> **Given data**
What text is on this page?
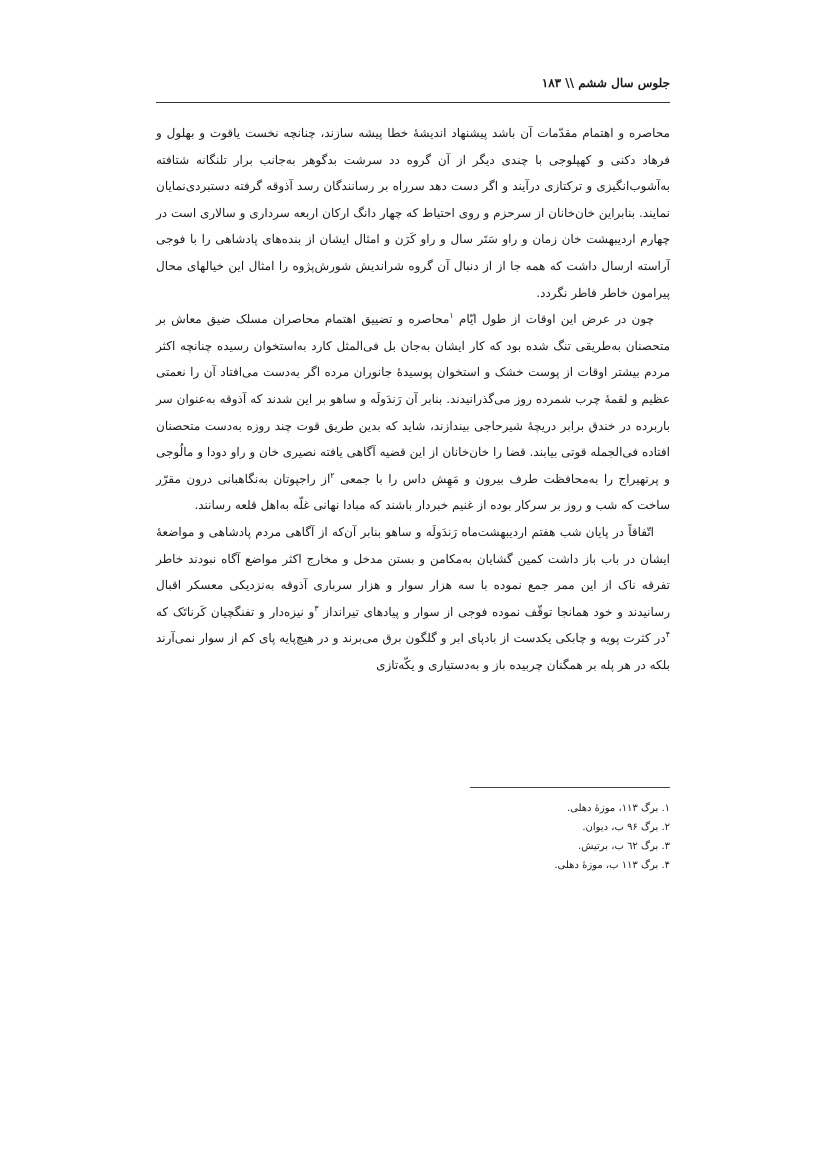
جلوس سال ششم \\ ۱۸۳

محاصره و اهتمام مقدّمات آن باشد پیشنهاد اندیشهٔ خطا پیشه سازند، چنانچه نخست یاقوت و بهلول و فرهاد دکنی و کهپلوجی با چندی دیگر از آن گروه دد سرشت بدگوهر به‌جانب برار تلنگانه شتافته به‌آشوب‌انگیزی و ترکتازی درآیند و اگر دست دهد سرراه بر رسانندگان رسد آذوقه گرفته دستبردی‌نمایان نمایند. بنابراین خان‌خانان از سرحزم و روی احتیاط که چهار دانگ ارکان اربعه سرداری و سالاری است در چهارم اردیبهشت خان زمان و راو سَتَر سال و راو کَرَن و امثال ایشان از بنده‌های پادشاهی را با فوجی آراسته ارسال داشت که همه جا از از دنبال آن گروه شراندیش شورش‌پژوه را امثال این خیالهای محال پیرامون خاطر فاطر نگردد.

چون در عرض این اوقات از طول ایّام $^۱$محاصره و تضییق اهتمام محاصران مسلک ضیق معاش بر متحصنان به‌طریقی تنگ شده بود که کار ایشان به‌جان بل فی‌المثل کارد به‌استخوان رسیده چنانچه اکثر مردم بیشتر اوقات از پوست خشک و استخوان پوسیدهٔ جانوران مرده اگر به‌دست می‌افتاد آن را نعمتی عظیم و لقمهٔ چرب شمرده روز می‌گذرانیدند. بنابر آن رَندَولَه و ساهو بر این شدند که آذوقه به‌عنوان سر باربرده در خندق برابر دریچهٔ شیرحاجی بیندازند، شاید که بدین طریق قوت چند روزه به‌دست متحصنان افتاده فی‌الجمله قوتی بیابند. قضا را خان‌خانان از این قضیه آگاهی یافته نصیری خان و راو دودا و مالُوجی و پرتهیراج را به‌محافظت طرف بیرون و مَهِش داس را با جمعی $^۲$از راجپوتان به‌نگاهبانی درون مقرّر ساخت که شب و روز بر سرکار بوده از غنیم خبردار باشند که مبادا نهانی غلّه به‌اهل قلعه رسانند.

اتّفاقاً در پایان شب هفتم اردیبهشت‌ماه رَندَولَه و ساهو بنابر آن‌که از آگاهی مردم پادشاهی و مواضعهٔ ایشان در باب باز داشت کمین گشایان به‌مکامن و بستن مدخل و مخارج اکثر مواضع آگاه نبودند خاطر تفرقه ناک از این ممر جمع نموده با سه هزار سوار و هزار سرباری آذوقه به‌نزدیکی معسکر اقبال رسانیدند و خود همانجا توقّف نموده فوجی از سوار و پیادهای تیرانداز $^۳$و نیزه‌دار و تفنگچیان کَرناتَک که $^۴$در کثرت پویه و چابکی یکدست از بادپای ابر و گلگون برق می‌برند و در هیچ‌پایه پای کم از سوار نمی‌آرند بلکه در هر پله بر همگنان چربیده باز و به‌دستیاری و یکّه‌تازی

۱. برگ ۱۱۳، موزهٔ دهلی.
۲. برگ ۹۶ ب، دیوان.
۳. برگ ٦٢ ب، برتیش.
۴. برگ ۱۱۳ ب، موزهٔ دهلی.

> **Directive**
Keep the pictures out of your copy, and repeat every entry above exactly.

> **Task output**
What text is on this page?
جلوس سال ششم \\ ۱۸۳

محاصره و اهتمام مقدّمات آن باشد پیشنهاد اندیشهٔ خطا پیشه سازند، چنانچه نخست یاقوت و بهلول و فرهاد دکنی و کهپلوجی با چندی دیگر از آن گروه دد سرشت بدگوهر به‌جانب برار تلنگانه شتافته به‌آشوب‌انگیزی و ترکتازی درآیند و اگر دست دهد سرراه بر رسانندگان رسد آذوقه گرفته دستبردی‌نمایان نمایند. بنابراین خان‌خانان از سرحزم و روی احتیاط که چهار دانگ ارکان اربعه سرداری و سالاری است در چهارم اردیبهشت خان زمان و راو سَتَر سال و راو کَرَن و امثال ایشان از بنده‌های پادشاهی را با فوجی آراسته ارسال داشت که همه جا از از دنبال آن گروه شراندیش شورش‌پژوه را امثال این خیالهای محال پیرامون خاطر فاطر نگردد.

چون در عرض این اوقات از طول ایّام $^۱$محاصره و تضییق اهتمام محاصران مسلک ضیق معاش بر متحصنان به‌طریقی تنگ شده بود که کار ایشان به‌جان بل فی‌المثل کارد به‌استخوان رسیده چنانچه اکثر مردم بیشتر اوقات از پوست خشک و استخوان پوسیدهٔ جانوران مرده اگر به‌دست می‌افتاد آن را نعمتی عظیم و لقمهٔ چرب شمرده روز می‌گذرانیدند. بنابر آن رَندَولَه و ساهو بر این شدند که آذوقه به‌عنوان سر باربرده در خندق برابر دریچهٔ شیرحاجی بیندازند، شاید که بدین طریق قوت چند روزه به‌دست متحصنان افتاده فی‌الجمله قوتی بیابند. قضا را خان‌خانان از این قضیه آگاهی یافته نصیری خان و راو دودا و مالُوجی و پرتهیراج را به‌محافظت طرف بیرون و مَهِش داس را با جمعی $^۲$از راجپوتان به‌نگاهبانی درون مقرّر ساخت که شب و روز بر سرکار بوده از غنیم خبردار باشند که مبادا نهانی غلّه به‌اهل قلعه رسانند.

اتّفاقاً در پایان شب هفتم اردیبهشت‌ماه رَندَولَه و ساهو بنابر آن‌که از آگاهی مردم پادشاهی و مواضعهٔ ایشان در باب باز داشت کمین گشایان به‌مکامن و بستن مدخل و مخارج اکثر مواضع آگاه نبودند خاطر تفرقه ناک از این ممر جمع نموده با سه هزار سوار و هزار سرباری آذوقه به‌نزدیکی معسکر اقبال رسانیدند و خود همانجا توقّف نموده فوجی از سوار و پیادهای تیرانداز $^۳$و نیزه‌دار و تفنگچیان کَرناتَک که $^۴$در کثرت پویه و چابکی یکدست از بادپای ابر و گلگون برق می‌برند و در هیچ‌پایه پای کم از سوار نمی‌آرند بلکه در هر پله بر همگنان چربیده باز و به‌دستیاری و یکّه‌تازی

۱. برگ ۱۱۳، موزهٔ دهلی.
۲. برگ ۹۶ ب، دیوان.
۳. برگ ٦٢ ب، برتیش.
۴. برگ ۱۱۳ ب، موزهٔ دهلی.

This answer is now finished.